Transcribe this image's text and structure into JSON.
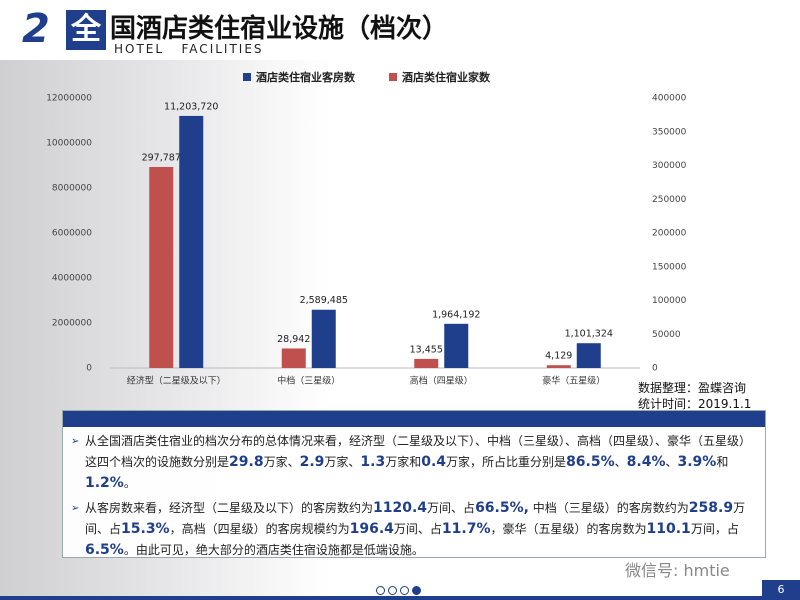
{
  "header": {
    "number": "2",
    "title_first": "全",
    "title_rest": "国酒店类住宿业设施（档次）",
    "subtitle": "HOTEL   FACILITIES"
  },
  "chart_data": {
    "type": "bar",
    "categories": [
      "经济型（二星级及以下）",
      "中档（三星级）",
      "高档（四星级）",
      "豪华（五星级）"
    ],
    "series": [
      {
        "name": "酒店类住宿业客房数",
        "color": "#1f3f8c",
        "axis": "y",
        "values": [
          11203720,
          2589485,
          1964192,
          1101324
        ],
        "value_labels": [
          "11,203,720",
          "2,589,485",
          "1,964,192",
          "1,101,324"
        ]
      },
      {
        "name": "酒店类住宿业家数",
        "color": "#c0504d",
        "axis": "y2",
        "values": [
          297787,
          28942,
          13455,
          4129
        ],
        "value_labels": [
          "297,787",
          "28,942",
          "13,455",
          "4,129"
        ]
      }
    ],
    "ylim": [
      0,
      12000000
    ],
    "yticks": [
      0,
      2000000,
      4000000,
      6000000,
      8000000,
      10000000,
      12000000
    ],
    "y2lim": [
      0,
      400000
    ],
    "y2ticks": [
      0,
      50000,
      100000,
      150000,
      200000,
      250000,
      300000,
      350000,
      400000
    ],
    "legend": "top"
  },
  "source": [
    "数据整理：盈蝶咨询",
    "统计时间：2019.1.1"
  ],
  "notes": [
    [
      "从全国酒店类住宿业的档次分布的总体情况来看，经济型（二星级及以下）、中档（三星级）、高档（四星级）、豪华（五星级）这四个档次的设施数分别是",
      {
        "text": "29.8",
        "bold": true
      },
      "万家、",
      {
        "text": "2.9",
        "bold": true
      },
      "万家、",
      {
        "text": "1.3",
        "bold": true
      },
      "万家和",
      {
        "text": "0.4",
        "bold": true
      },
      "万家，所占比重分别是",
      {
        "text": "86.5%",
        "bold": true
      },
      "、",
      {
        "text": "8.4%",
        "bold": true
      },
      "、",
      {
        "text": "3.9%",
        "bold": true
      },
      "和",
      {
        "text": "1.2%",
        "bold": true
      },
      "。"
    ],
    [
      "从客房数来看，经济型（二星级及以下）的客房数约为",
      {
        "text": "1120.4",
        "bold": true
      },
      "万间、占",
      {
        "text": "66.5%,",
        "bold": true
      },
      " 中档（三星级）的客房数约为",
      {
        "text": "258.9",
        "bold": true
      },
      "万间、占",
      {
        "text": "15.3%",
        "bold": true
      },
      "，高档（四星级）的客房规模约为",
      {
        "text": "196.4",
        "bold": true
      },
      "万间、占",
      {
        "text": "11.7%",
        "bold": true
      },
      "，豪华（五星级）的客房数为",
      {
        "text": "110.1",
        "bold": true
      },
      "万间，占",
      {
        "text": "6.5%",
        "bold": true
      },
      "。由此可见，绝大部分的酒店类住宿设施都是低端设施。"
    ]
  ],
  "watermark": "微信号: hmtie",
  "page_number": "6"
}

_What this task involves_
Look through the listing above. Pick out each line with "的客房数约为" and copy it.

_Written solution_
      "从客房数来看，经济型（二星级及以下）的客房数约为",
      " 中档（三星级）的客房数约为",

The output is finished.